Page text:
MechSE professor studies optimized biofuels for combustion in existing engines

7/7/2014 Meredith Staub

Biofuels have existed for almost as long as cars; Henry Ford in the early 1900s planned to fuel his first cars with ethanol, and some very early diesel engines ran on peanut oil.

Written by Meredith Staub

Biofuels have existed for almost as long as cars; Henry Ford in the early 1900s planned to fuel his first cars with ethanol, and some very early diesel engines ran on peanut oil. Gasoline and diesel are also “biofuels” of a sort, as they come from decomposed plant and animal matter—but while they come from ancient biomatter, the biofuels being studied today by Associate Professor Tonghun Lee and scientists around the world come from more recent plant life.

Today’s biofuels come from plants that typically have a high fat or oil content. These plants then undergo a process called hydro-reforming, which separates them into large hydrocarbons that can then be broken up into smaller pieces depending on what fuel is needed—hydrocarbons in jet fuels have between 7 and 14 carbon atoms, while diesel fuels can have up to 20. The process of refining a biofuel gets more complicated when there are multiple shapes the molecule can take, as chemical structure can influence the performance of a fuel. This makes the processing of a biofuel a crucial step in making them “drop-in fuels,” or fuels that will be compatible with current engines.

What is required: Copy the biofuels article from "MechSE professor studies" up to and including "recent plant life.", replacing "peanut oil" with "soybean oil".

Study material:
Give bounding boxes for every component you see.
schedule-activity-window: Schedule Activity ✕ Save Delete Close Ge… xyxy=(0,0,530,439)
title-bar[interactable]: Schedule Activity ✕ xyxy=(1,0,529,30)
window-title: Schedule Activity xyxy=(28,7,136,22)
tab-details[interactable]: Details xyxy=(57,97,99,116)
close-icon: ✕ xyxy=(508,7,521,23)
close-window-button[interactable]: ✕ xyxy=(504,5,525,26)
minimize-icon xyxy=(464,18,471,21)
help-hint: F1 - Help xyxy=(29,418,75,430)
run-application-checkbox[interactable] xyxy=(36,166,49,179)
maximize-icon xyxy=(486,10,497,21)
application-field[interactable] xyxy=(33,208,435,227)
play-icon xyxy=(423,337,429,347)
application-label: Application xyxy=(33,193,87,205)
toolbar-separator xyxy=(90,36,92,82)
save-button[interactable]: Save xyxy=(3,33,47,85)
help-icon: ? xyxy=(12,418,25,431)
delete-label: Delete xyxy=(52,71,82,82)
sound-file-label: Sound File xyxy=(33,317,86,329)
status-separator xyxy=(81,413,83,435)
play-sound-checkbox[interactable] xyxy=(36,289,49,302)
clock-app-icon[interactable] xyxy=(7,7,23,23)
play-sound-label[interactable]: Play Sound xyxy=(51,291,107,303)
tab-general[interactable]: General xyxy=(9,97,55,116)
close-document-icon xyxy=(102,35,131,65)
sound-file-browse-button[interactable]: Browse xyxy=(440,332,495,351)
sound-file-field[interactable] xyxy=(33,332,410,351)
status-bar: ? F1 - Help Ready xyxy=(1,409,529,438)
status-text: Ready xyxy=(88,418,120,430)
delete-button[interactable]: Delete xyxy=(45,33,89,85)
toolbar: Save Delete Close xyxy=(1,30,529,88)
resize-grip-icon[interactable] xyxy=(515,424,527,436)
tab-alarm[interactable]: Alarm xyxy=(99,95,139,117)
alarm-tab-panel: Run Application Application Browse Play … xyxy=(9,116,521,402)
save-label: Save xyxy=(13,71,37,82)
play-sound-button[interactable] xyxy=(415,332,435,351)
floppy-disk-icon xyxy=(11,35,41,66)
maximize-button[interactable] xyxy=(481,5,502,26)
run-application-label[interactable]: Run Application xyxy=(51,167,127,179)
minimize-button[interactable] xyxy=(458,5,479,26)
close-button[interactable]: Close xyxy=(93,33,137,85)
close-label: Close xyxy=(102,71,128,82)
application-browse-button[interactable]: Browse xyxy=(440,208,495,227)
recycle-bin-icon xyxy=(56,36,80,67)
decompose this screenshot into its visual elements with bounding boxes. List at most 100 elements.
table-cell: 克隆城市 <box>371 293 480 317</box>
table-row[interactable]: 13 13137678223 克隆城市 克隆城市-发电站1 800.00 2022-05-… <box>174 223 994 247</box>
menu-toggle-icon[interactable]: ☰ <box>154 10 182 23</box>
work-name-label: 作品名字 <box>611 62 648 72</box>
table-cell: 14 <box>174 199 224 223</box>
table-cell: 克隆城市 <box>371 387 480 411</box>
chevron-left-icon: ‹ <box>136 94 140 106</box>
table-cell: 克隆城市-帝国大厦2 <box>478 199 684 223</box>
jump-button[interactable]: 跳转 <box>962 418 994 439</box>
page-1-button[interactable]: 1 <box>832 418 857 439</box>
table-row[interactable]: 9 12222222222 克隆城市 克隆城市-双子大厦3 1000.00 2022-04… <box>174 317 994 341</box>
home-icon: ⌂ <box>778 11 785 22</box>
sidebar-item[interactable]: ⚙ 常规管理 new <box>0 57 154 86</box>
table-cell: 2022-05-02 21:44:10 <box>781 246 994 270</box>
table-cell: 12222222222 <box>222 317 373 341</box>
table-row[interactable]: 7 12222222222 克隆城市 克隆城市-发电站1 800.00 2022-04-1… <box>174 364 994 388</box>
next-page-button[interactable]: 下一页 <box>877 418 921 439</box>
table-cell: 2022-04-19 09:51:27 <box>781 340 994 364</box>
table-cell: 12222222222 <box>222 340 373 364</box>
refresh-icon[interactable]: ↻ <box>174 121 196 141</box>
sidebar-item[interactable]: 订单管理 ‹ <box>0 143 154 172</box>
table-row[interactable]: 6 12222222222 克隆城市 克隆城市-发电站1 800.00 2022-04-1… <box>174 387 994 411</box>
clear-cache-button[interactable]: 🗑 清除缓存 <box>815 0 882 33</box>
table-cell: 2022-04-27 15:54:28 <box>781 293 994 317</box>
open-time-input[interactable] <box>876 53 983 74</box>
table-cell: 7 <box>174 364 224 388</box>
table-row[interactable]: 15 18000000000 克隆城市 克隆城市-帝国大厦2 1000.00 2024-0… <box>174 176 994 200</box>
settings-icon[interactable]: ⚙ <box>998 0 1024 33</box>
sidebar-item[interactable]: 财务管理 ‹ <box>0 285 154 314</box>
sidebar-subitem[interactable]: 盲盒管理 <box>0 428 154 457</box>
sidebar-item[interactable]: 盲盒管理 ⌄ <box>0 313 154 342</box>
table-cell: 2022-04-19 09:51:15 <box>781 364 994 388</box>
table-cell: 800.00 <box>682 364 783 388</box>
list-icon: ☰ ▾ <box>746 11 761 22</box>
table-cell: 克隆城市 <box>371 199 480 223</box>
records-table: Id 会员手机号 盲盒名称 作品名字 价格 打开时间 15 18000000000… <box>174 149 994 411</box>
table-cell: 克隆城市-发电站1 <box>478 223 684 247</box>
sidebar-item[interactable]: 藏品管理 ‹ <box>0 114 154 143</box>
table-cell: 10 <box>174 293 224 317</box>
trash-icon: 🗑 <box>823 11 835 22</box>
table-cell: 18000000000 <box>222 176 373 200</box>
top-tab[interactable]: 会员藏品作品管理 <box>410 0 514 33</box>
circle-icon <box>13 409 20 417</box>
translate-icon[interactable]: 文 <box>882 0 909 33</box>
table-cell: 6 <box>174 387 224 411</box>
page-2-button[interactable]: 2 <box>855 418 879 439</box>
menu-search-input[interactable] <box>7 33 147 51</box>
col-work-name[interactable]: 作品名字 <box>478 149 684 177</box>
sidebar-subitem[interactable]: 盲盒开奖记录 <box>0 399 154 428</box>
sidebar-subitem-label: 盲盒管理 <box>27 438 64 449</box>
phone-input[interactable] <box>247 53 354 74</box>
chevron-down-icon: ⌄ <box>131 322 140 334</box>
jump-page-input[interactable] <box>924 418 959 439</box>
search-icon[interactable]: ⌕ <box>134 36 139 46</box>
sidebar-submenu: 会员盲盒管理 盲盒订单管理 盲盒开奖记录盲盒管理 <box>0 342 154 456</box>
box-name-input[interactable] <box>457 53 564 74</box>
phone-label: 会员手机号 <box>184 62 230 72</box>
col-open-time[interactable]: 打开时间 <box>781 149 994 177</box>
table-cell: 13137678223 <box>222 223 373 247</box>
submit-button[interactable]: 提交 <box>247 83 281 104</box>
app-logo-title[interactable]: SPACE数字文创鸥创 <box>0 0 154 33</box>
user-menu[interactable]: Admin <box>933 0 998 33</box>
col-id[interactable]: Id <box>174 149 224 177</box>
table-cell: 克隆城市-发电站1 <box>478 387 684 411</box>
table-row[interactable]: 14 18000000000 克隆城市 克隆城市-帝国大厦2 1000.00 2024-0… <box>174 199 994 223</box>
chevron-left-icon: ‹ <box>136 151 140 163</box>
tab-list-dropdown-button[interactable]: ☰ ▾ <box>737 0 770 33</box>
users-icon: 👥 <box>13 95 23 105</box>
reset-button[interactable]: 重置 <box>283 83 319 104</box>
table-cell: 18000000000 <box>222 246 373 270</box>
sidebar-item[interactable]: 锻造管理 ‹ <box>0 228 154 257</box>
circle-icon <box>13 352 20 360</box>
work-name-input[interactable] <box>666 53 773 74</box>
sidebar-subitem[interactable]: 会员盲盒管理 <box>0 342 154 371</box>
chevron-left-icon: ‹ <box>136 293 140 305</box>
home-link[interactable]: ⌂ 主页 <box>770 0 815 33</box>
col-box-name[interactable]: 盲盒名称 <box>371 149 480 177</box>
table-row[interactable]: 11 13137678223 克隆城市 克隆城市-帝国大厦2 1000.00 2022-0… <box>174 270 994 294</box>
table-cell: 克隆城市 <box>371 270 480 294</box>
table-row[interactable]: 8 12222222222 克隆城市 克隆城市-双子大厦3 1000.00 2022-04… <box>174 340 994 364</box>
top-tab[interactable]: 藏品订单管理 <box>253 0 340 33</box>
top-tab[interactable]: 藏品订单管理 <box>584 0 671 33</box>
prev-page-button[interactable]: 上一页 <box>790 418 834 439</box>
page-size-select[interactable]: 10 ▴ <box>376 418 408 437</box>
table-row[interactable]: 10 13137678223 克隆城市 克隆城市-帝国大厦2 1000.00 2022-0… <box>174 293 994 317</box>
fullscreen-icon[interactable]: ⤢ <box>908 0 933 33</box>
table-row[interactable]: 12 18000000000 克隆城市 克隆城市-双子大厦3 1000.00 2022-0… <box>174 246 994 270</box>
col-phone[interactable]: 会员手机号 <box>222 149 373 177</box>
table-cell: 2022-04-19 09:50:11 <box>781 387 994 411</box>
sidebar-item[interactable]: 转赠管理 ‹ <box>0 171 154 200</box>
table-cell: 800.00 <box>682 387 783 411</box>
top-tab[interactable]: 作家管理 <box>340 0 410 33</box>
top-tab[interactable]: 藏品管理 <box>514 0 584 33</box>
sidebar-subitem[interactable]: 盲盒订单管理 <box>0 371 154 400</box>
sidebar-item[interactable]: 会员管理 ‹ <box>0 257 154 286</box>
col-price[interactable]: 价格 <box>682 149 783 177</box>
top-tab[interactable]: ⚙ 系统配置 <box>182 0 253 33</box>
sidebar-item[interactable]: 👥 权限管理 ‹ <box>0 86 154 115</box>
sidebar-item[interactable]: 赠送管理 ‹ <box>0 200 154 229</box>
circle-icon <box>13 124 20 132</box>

The completed task:
MechSE professor studies optimized biofuels for combustion in existing engines

7/7/2014 Meredith Staub

Biofuels have existed for almost as long as cars; Henry Ford in the early 1900s planned to fuel his first cars with ethanol, and some very early diesel engines ran on soybean oil.

Written by Meredith Staub

Biofuels have existed for almost as long as cars; Henry Ford in the early 1900s planned to fuel his first cars with ethanol, and some very early diesel engines ran on soybean oil. Gasoline and diesel are also “biofuels” of a sort, as they come from decomposed plant and animal matter—but while they come from ancient biomatter, the biofuels being studied today by Associate Professor Tonghun Lee and scientists around the world come from more recent plant life.